Task directions ▸
Go through the records and give each one again exactly.

Provided information ▸
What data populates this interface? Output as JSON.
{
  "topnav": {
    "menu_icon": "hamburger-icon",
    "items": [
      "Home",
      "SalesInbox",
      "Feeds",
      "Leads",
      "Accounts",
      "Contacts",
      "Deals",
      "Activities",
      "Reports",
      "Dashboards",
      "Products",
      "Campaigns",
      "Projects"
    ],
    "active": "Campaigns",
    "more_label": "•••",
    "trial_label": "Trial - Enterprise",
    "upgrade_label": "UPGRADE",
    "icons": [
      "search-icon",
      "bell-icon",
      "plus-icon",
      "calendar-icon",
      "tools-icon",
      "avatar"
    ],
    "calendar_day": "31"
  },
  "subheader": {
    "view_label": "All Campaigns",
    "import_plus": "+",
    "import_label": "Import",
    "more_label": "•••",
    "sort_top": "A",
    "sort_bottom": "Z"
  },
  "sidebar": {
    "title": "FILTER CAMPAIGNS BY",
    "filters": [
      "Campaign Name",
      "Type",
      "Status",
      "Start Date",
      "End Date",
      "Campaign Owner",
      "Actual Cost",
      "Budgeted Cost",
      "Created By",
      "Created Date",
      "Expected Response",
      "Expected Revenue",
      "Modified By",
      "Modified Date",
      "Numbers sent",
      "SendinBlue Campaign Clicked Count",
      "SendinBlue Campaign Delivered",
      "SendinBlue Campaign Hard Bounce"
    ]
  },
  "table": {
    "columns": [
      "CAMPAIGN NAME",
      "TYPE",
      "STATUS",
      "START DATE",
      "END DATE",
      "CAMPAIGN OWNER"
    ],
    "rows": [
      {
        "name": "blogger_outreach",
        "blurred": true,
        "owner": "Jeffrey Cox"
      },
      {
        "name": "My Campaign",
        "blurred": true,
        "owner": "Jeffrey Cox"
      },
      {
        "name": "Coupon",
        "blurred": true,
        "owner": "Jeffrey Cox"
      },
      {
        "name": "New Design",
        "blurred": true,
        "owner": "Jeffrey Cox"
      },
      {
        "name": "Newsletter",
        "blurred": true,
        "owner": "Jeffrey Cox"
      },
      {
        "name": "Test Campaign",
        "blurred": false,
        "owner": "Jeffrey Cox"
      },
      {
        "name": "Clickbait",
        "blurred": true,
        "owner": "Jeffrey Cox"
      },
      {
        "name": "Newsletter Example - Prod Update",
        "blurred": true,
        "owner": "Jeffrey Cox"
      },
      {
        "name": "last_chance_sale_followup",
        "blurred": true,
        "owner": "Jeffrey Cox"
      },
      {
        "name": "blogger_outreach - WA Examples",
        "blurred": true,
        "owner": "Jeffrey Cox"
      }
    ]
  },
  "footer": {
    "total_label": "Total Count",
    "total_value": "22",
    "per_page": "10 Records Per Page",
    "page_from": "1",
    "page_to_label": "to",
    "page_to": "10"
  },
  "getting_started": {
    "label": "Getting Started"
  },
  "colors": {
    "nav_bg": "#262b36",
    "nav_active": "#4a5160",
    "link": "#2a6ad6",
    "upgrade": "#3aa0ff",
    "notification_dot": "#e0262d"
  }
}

Result for this task ▸
What data populates this interface? Output as JSON.
{
  "topnav": {
    "menu_icon": "hamburger-icon",
    "items": [
      "Home",
      "SalesInbox",
      "Feeds",
      "Leads",
      "Accounts",
      "Contacts",
      "Deals",
      "Activities",
      "Reports",
      "Dashboards",
      "Products",
      "Campaigns",
      "Projects"
    ],
    "active": "Campaigns",
    "more_label": "•••",
    "trial_label": "Trial - Enterprise",
    "upgrade_label": "UPGRADE",
    "icons": [
      "search-icon",
      "bell-icon",
      "plus-icon",
      "calendar-icon",
      "tools-icon",
      "avatar"
    ],
    "calendar_day": "31"
  },
  "subheader": {
    "view_label": "All Campaigns",
    "import_plus": "+",
    "import_label": "Import",
    "more_label": "•••",
    "sort_top": "A",
    "sort_bottom": "Z"
  },
  "sidebar": {
    "title": "FILTER CAMPAIGNS BY",
    "filters": [
      "Campaign Name",
      "Type",
      "Status",
      "Start Date",
      "End Date",
      "Campaign Owner",
      "Actual Cost",
      "Budgeted Cost",
      "Created By",
      "Created Date",
      "Expected Response",
      "Expected Revenue",
      "Modified By",
      "Modified Date",
      "Numbers sent",
      "SendinBlue Campaign Clicked Count",
      "SendinBlue Campaign Delivered",
      "SendinBlue Campaign Hard Bounce"
    ]
  },
  "table": {
    "columns": [
      "CAMPAIGN NAME",
      "TYPE",
      "STATUS",
      "START DATE",
      "END DATE",
      "CAMPAIGN OWNER"
    ],
    "rows": [
      {
        "name": "blogger_outreach",
        "blurred": true,
        "owner": "Jeffrey Cox"
      },
      {
        "name": "My Campaign",
        "blurred": true,
        "owner": "Jeffrey Cox"
      },
      {
        "name": "Coupon",
        "blurred": true,
        "owner": "Jeffrey Cox"
      },
      {
        "name": "New Design",
        "blurred": true,
        "owner": "Jeffrey Cox"
      },
      {
        "name": "Newsletter",
        "blurred": true,
        "owner": "Jeffrey Cox"
      },
      {
        "name": "Test Campaign",
        "blurred": false,
        "owner": "Jeffrey Cox"
      },
      {
        "name": "Clickbait",
        "blurred": true,
        "owner": "Jeffrey Cox"
      },
      {
        "name": "Newsletter Example - Prod Update",
        "blurred": true,
        "owner": "Jeffrey Cox"
      },
      {
        "name": "last_chance_sale_followup",
        "blurred": true,
        "owner": "Jeffrey Cox"
      },
      {
        "name": "blogger_outreach - WA Examples",
        "blurred": true,
        "owner": "Jeffrey Cox"
      }
    ]
  },
  "footer": {
    "total_label": "Total Count",
    "total_value": "22",
    "per_page": "10 Records Per Page",
    "page_from": "1",
    "page_to_label": "to",
    "page_to": "10"
  },
  "getting_started": {
    "label": "Getting Started"
  },
  "colors": {
    "nav_bg": "#262b36",
    "nav_active": "#4a5160",
    "link": "#2a6ad6",
    "upgrade": "#3aa0ff",
    "notification_dot": "#e0262d"
  }
}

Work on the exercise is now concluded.